> [The problem]:
Without omitting anything, return the records precisely as given.

> [Provided information]:
········

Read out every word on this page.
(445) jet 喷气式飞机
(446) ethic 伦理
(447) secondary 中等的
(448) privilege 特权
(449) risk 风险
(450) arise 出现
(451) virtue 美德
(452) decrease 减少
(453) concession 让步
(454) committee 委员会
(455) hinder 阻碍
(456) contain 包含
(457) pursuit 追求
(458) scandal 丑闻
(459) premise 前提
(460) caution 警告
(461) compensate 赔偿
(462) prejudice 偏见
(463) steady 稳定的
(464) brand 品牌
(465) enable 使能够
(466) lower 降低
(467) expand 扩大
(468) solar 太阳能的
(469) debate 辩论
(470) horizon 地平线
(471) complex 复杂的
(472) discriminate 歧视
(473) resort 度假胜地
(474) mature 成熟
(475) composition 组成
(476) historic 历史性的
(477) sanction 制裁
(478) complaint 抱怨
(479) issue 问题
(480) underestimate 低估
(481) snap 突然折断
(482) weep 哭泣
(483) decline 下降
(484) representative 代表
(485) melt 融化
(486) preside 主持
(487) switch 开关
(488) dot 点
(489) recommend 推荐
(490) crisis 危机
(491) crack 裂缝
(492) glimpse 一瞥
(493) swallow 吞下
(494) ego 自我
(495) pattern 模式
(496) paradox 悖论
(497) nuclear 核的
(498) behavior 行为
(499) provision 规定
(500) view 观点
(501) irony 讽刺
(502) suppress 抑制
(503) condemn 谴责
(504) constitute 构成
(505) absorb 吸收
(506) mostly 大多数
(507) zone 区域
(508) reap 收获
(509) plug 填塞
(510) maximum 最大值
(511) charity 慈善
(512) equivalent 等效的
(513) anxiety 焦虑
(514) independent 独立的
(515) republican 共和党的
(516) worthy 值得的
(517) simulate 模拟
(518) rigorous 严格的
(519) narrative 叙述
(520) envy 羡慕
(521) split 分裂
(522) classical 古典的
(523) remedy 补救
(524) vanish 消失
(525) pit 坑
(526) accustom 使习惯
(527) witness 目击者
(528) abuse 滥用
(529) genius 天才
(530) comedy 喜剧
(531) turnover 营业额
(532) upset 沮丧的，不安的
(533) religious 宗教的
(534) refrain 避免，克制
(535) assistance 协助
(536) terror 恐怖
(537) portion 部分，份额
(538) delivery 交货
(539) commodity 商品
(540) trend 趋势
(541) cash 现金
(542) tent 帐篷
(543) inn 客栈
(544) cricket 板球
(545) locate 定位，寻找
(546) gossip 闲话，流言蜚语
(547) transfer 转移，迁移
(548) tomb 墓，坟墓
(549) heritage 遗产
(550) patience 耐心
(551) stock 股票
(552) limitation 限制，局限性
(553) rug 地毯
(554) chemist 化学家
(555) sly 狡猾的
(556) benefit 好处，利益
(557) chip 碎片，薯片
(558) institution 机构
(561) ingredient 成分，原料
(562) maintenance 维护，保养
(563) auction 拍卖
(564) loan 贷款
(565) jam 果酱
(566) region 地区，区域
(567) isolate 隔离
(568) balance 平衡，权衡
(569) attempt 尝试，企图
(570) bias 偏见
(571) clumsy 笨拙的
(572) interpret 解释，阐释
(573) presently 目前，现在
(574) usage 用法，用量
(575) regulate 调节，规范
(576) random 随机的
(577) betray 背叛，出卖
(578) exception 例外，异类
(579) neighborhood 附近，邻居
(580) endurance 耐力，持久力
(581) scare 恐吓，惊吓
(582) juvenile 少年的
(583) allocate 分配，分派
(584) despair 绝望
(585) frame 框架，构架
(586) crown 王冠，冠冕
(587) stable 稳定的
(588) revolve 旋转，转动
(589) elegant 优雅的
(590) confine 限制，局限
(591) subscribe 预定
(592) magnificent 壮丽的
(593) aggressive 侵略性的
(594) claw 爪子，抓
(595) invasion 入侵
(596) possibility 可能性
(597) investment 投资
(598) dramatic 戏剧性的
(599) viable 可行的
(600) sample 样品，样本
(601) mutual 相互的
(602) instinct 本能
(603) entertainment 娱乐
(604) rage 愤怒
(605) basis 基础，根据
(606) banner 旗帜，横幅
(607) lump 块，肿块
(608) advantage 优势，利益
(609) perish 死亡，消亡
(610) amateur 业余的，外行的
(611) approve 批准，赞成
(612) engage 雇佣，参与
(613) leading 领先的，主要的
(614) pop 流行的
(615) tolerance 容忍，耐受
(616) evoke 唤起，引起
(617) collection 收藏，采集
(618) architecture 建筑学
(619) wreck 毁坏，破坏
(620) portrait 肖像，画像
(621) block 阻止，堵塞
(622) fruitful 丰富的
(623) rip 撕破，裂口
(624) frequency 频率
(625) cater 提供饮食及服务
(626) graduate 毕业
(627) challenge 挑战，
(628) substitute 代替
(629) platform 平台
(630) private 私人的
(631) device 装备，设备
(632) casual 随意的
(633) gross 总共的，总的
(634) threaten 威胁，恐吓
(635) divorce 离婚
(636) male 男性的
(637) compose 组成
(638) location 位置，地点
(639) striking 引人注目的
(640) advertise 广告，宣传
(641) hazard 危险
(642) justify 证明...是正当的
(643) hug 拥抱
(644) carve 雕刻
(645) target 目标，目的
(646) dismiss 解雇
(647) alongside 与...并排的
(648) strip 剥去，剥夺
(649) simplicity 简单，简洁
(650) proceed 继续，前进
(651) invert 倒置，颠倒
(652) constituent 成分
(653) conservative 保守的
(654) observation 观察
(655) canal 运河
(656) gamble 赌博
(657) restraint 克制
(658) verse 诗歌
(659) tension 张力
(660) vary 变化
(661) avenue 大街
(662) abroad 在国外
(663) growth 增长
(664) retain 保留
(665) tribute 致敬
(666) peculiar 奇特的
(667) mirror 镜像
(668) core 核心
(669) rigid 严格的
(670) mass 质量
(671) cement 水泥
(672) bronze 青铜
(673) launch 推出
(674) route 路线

········

> [The response]:
Read out every word on this page.
(445) jet 喷气式飞机
(446) ethic 伦理
(447) secondary 中等的
(448) privilege 特权
(449) risk 风险
(450) arise 出现
(451) virtue 美德
(452) decrease 减少
(453) concession 让步
(454) committee 委员会
(455) hinder 阻碍
(456) contain 包含
(457) pursuit 追求
(458) scandal 丑闻
(459) premise 前提
(460) caution 警告
(461) compensate 赔偿
(462) prejudice 偏见
(463) steady 稳定的
(464) brand 品牌
(465) enable 使能够
(466) lower 降低
(467) expand 扩大
(468) solar 太阳能的
(469) debate 辩论
(470) horizon 地平线
(471) complex 复杂的
(472) discriminate 歧视
(473) resort 度假胜地
(474) mature 成熟
(475) composition 组成
(476) historic 历史性的
(477) sanction 制裁
(478) complaint 抱怨
(479) issue 问题
(480) underestimate 低估
(481) snap 突然折断
(482) weep 哭泣
(483) decline 下降
(484) representative 代表
(485) melt 融化
(486) preside 主持
(487) switch 开关
(488) dot 点
(489) recommend 推荐
(490) crisis 危机
(491) crack 裂缝
(492) glimpse 一瞥
(493) swallow 吞下
(494) ego 自我
(495) pattern 模式
(496) paradox 悖论
(497) nuclear 核的
(498) behavior 行为
(499) provision 规定
(500) view 观点
(501) irony 讽刺
(502) suppress 抑制
(503) condemn 谴责
(504) constitute 构成
(505) absorb 吸收
(506) mostly 大多数
(507) zone 区域
(508) reap 收获
(509) plug 填塞
(510) maximum 最大值
(511) charity 慈善
(512) equivalent 等效的
(513) anxiety 焦虑
(514) independent 独立的
(515) republican 共和党的
(516) worthy 值得的
(517) simulate 模拟
(518) rigorous 严格的
(519) narrative 叙述
(520) envy 羡慕
(521) split 分裂
(522) classical 古典的
(523) remedy 补救
(524) vanish 消失
(525) pit 坑
(526) accustom 使习惯
(527) witness 目击者
(528) abuse 滥用
(529) genius 天才
(530) comedy 喜剧
(531) turnover 营业额
(532) upset 沮丧的，不安的
(533) religious 宗教的
(534) refrain 避免，克制
(535) assistance 协助
(536) terror 恐怖
(537) portion 部分，份额
(538) delivery 交货
(539) commodity 商品
(540) trend 趋势
(541) cash 现金
(542) tent 帐篷
(543) inn 客栈
(544) cricket 板球
(545) locate 定位，寻找
(546) gossip 闲话，流言蜚语
(547) transfer 转移，迁移
(548) tomb 墓，坟墓
(549) heritage 遗产
(550) patience 耐心
(551) stock 股票
(552) limitation 限制，局限性
(553) rug 地毯
(554) chemist 化学家
(555) sly 狡猾的
(556) benefit 好处，利益
(557) chip 碎片，薯片
(558) institution 机构
(561) ingredient 成分，原料
(562) maintenance 维护，保养
(563) auction 拍卖
(564) loan 贷款
(565) jam 果酱
(566) region 地区，区域
(567) isolate 隔离
(568) balance 平衡，权衡
(569) attempt 尝试，企图
(570) bias 偏见
(571) clumsy 笨拙的
(572) interpret 解释，阐释
(573) presently 目前，现在
(574) usage 用法，用量
(575) regulate 调节，规范
(576) random 随机的
(577) betray 背叛，出卖
(578) exception 例外，异类
(579) neighborhood 附近，邻居
(580) endurance 耐力，持久力
(581) scare 恐吓，惊吓
(582) juvenile 少年的
(583) allocate 分配，分派
(584) despair 绝望
(585) frame 框架，构架
(586) crown 王冠，冠冕
(587) stable 稳定的
(588) revolve 旋转，转动
(589) elegant 优雅的
(590) confine 限制，局限
(591) subscribe 预定
(592) magnificent 壮丽的
(593) aggressive 侵略性的
(594) claw 爪子，抓
(595) invasion 入侵
(596) possibility 可能性
(597) investment 投资
(598) dramatic 戏剧性的
(599) viable 可行的
(600) sample 样品，样本
(601) mutual 相互的
(602) instinct 本能
(603) entertainment 娱乐
(604) rage 愤怒
(605) basis 基础，根据
(606) banner 旗帜，横幅
(607) lump 块，肿块
(608) advantage 优势，利益
(609) perish 死亡，消亡
(610) amateur 业余的，外行的
(611) approve 批准，赞成
(612) engage 雇佣，参与
(613) leading 领先的，主要的
(614) pop 流行的
(615) tolerance 容忍，耐受
(616) evoke 唤起，引起
(617) collection 收藏，采集
(618) architecture 建筑学
(619) wreck 毁坏，破坏
(620) portrait 肖像，画像
(621) block 阻止，堵塞
(622) fruitful 丰富的
(623) rip 撕破，裂口
(624) frequency 频率
(625) cater 提供饮食及服务
(626) graduate 毕业
(627) challenge 挑战，
(628) substitute 代替
(629) platform 平台
(630) private 私人的
(631) device 装备，设备
(632) casual 随意的
(633) gross 总共的，总的
(634) threaten 威胁，恐吓
(635) divorce 离婚
(636) male 男性的
(637) compose 组成
(638) location 位置，地点
(639) striking 引人注目的
(640) advertise 广告，宣传
(641) hazard 危险
(642) justify 证明...是正当的
(643) hug 拥抱
(644) carve 雕刻
(645) target 目标，目的
(646) dismiss 解雇
(647) alongside 与...并排的
(648) strip 剥去，剥夺
(649) simplicity 简单，简洁
(650) proceed 继续，前进
(651) invert 倒置，颠倒
(652) constituent 成分
(653) conservative 保守的
(654) observation 观察
(655) canal 运河
(656) gamble 赌博
(657) restraint 克制
(658) verse 诗歌
(659) tension 张力
(660) vary 变化
(661) avenue 大街
(662) abroad 在国外
(663) growth 增长
(664) retain 保留
(665) tribute 致敬
(666) peculiar 奇特的
(667) mirror 镜像
(668) core 核心
(669) rigid 严格的
(670) mass 质量
(671) cement 水泥
(672) bronze 青铜
(673) launch 推出
(674) route 路线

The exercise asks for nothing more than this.